_WORK REQUIRED_. Pick out each line containing the string "icon" and copy it.

_INFORMATION SUPPLIED_.
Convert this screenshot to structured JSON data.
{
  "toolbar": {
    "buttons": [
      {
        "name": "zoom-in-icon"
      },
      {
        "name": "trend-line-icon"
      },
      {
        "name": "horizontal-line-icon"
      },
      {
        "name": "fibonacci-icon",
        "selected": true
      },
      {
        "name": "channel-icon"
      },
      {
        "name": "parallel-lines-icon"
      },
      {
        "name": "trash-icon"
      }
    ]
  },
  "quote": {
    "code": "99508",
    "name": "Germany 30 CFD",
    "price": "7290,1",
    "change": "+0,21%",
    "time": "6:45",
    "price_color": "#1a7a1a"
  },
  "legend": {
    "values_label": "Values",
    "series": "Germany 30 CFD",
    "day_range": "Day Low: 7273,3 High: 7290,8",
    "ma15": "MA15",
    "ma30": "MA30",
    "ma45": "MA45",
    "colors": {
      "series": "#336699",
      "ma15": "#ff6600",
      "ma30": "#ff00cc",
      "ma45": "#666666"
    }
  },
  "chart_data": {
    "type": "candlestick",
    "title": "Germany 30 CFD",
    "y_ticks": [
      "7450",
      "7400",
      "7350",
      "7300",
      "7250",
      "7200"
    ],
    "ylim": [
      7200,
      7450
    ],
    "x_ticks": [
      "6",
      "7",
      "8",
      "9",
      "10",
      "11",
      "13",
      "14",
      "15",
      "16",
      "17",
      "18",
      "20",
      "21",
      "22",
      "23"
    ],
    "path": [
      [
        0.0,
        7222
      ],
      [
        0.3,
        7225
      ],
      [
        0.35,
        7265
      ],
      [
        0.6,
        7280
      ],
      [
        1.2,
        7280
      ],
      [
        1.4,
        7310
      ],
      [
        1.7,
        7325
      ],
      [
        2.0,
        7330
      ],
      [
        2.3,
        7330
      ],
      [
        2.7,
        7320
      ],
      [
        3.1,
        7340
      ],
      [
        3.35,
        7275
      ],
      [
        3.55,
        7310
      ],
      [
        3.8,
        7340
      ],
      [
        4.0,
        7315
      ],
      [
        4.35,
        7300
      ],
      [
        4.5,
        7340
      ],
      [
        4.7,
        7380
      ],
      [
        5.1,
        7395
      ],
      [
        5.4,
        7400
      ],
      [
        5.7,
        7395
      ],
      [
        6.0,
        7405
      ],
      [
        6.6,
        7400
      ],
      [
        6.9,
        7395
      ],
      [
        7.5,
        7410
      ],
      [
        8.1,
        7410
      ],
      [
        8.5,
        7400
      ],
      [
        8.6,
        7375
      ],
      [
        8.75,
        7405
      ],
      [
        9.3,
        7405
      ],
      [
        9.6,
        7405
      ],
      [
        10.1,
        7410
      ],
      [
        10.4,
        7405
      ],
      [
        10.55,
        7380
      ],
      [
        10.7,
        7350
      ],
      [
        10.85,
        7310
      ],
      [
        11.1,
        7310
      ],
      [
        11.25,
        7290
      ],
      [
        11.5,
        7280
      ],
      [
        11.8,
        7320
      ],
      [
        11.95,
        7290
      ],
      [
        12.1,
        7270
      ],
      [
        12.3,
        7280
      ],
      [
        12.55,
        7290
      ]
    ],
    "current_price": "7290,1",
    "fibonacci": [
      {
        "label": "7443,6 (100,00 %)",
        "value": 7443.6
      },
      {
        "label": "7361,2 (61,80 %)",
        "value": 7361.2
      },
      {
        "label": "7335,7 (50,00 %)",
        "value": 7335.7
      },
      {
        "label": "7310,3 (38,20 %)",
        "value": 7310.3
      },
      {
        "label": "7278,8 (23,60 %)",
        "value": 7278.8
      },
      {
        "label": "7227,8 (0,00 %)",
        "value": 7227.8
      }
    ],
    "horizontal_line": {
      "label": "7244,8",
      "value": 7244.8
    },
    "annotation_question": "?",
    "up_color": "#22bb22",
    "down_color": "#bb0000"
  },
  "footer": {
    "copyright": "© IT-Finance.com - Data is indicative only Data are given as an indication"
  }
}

_FULL OUTPUT_.
        "name": "zoom-in-icon"
        "name": "trend-line-icon"
        "name": "horizontal-line-icon"
        "name": "fibonacci-icon",
        "name": "channel-icon"
        "name": "parallel-lines-icon"
        "name": "trash-icon"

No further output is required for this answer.